(GOAL OF THE EXERCISE) From the listing below, return each line that includes "Well".

(EXTRACTED ENTRIES)
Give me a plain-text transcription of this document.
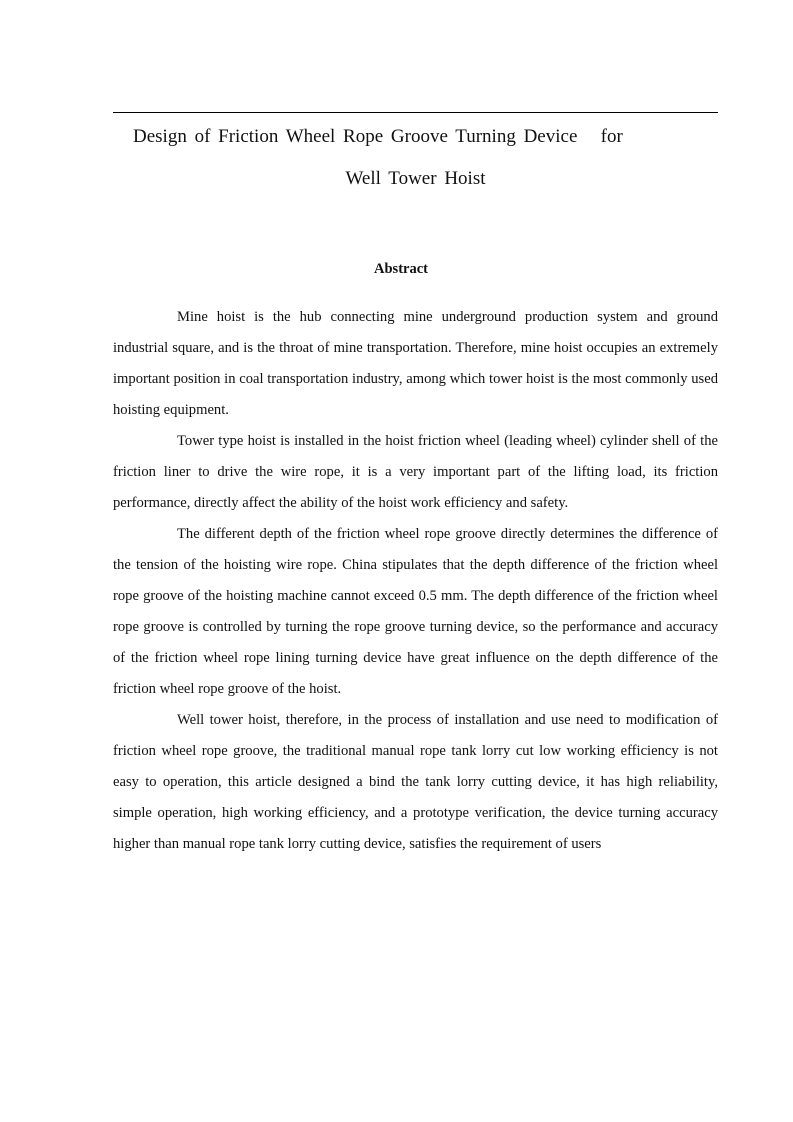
Design of Friction Wheel Rope Groove Turning Device   for
Well Tower Hoist
Abstract

Mine hoist is the hub connecting mine underground production system and ground industrial square, and is the throat of mine transportation. Therefore, mine hoist occupies an extremely important position in coal transportation industry, among which tower hoist is the most commonly used hoisting equipment.

Tower type hoist is installed in the hoist friction wheel (leading wheel) cylinder shell of the friction liner to drive the wire rope, it is a very important part of the lifting load, its friction performance, directly affect the ability of the hoist work efficiency and safety.

The different depth of the friction wheel rope groove directly determines the difference of the tension of the hoisting wire rope. China stipulates that the depth difference of the friction wheel rope groove of the hoisting machine cannot exceed 0.5 mm. The depth difference of the friction wheel rope groove is controlled by turning the rope groove turning device, so the performance and accuracy of the friction wheel rope lining turning device have great influence on the depth difference of the friction wheel rope groove of the hoist.

Well tower hoist, therefore, in the process of installation and use need to modification of friction wheel rope groove, the traditional manual rope tank lorry cut low working efficiency is not easy to operation, this article designed a bind the tank lorry cutting device, it has high reliability, simple operation, high working efficiency, and a prototype verification, the device turning accuracy higher than manual rope tank lorry cutting device, satisfies the requirement of users
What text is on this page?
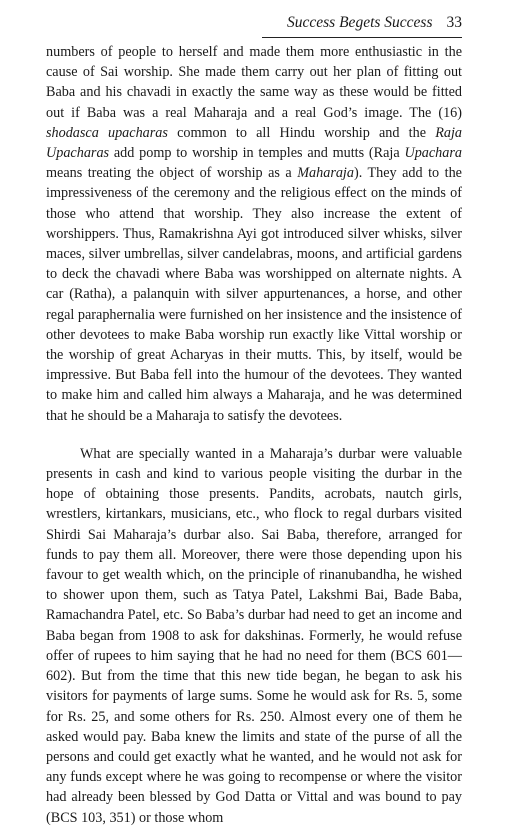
Success Begets Success 33

numbers of people to herself and made them more enthusiastic in the cause of Sai worship. She made them carry out her plan of fitting out Baba and his chavadi in exactly the same way as these would be fitted out if Baba was a real Maharaja and a real God’s image. The (16) shodasca upacharas common to all Hindu worship and the Raja Upacharas add pomp to worship in temples and mutts (Raja Upachara means treating the object of worship as a Maharaja). They add to the impressiveness of the ceremony and the religious effect on the minds of those who attend that worship. They also increase the extent of worshippers. Thus, Ramakrishna Ayi got introduced silver whisks, silver maces, silver umbrellas, silver candelabras, moons, and artificial gardens to deck the chavadi where Baba was worshipped on alternate nights. A car (Ratha), a palanquin with silver appurtenances, a horse, and other regal paraphernalia were furnished on her insistence and the insistence of other devotees to make Baba worship run exactly like Vittal worship or the worship of great Acharyas in their mutts. This, by itself, would be impressive. But Baba fell into the humour of the devotees. They wanted to make him and called him always a Maharaja, and he was determined that he should be a Maharaja to satisfy the devotees.

What are specially wanted in a Maharaja’s durbar were valuable presents in cash and kind to various people visiting the durbar in the hope of obtaining those presents. Pandits, acrobats, nautch girls, wrestlers, kirtankars, musicians, etc., who flock to regal durbars visited Shirdi Sai Maharaja’s durbar also. Sai Baba, therefore, arranged for funds to pay them all. Moreover, there were those depending upon his favour to get wealth which, on the principle of rinanubandha, he wished to shower upon them, such as Tatya Patel, Lakshmi Bai, Bade Baba, Ramachandra Patel, etc. So Baba’s durbar had need to get an income and Baba began from 1908 to ask for dakshinas. Formerly, he would refuse offer of rupees to him saying that he had no need for them (BCS 601—602). But from the time that this new tide began, he began to ask his visitors for payments of large sums. Some he would ask for Rs. 5, some for Rs. 25, and some others for Rs. 250. Almost every one of them he asked would pay. Baba knew the limits and state of the purse of all the persons and could get exactly what he wanted, and he would not ask for any funds except where he was going to recompense or where the visitor had already been blessed by God Datta or Vittal and was bound to pay (BCS 103, 351) or those whom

(FINAL RESULT)
Well Tower Hoist
Well tower hoist, therefore, in the process of installation and use need to modification of friction wheel rope groove, the traditional manual rope tank lorry cut low working efficiency is not easy to operation, this article designed a bind the tank lorry cutting device, it has high reliability, simple operation, high working efficiency, and a prototype verification, the device turning accuracy higher than manual rope tank lorry cutting device, satisfies the requirement of users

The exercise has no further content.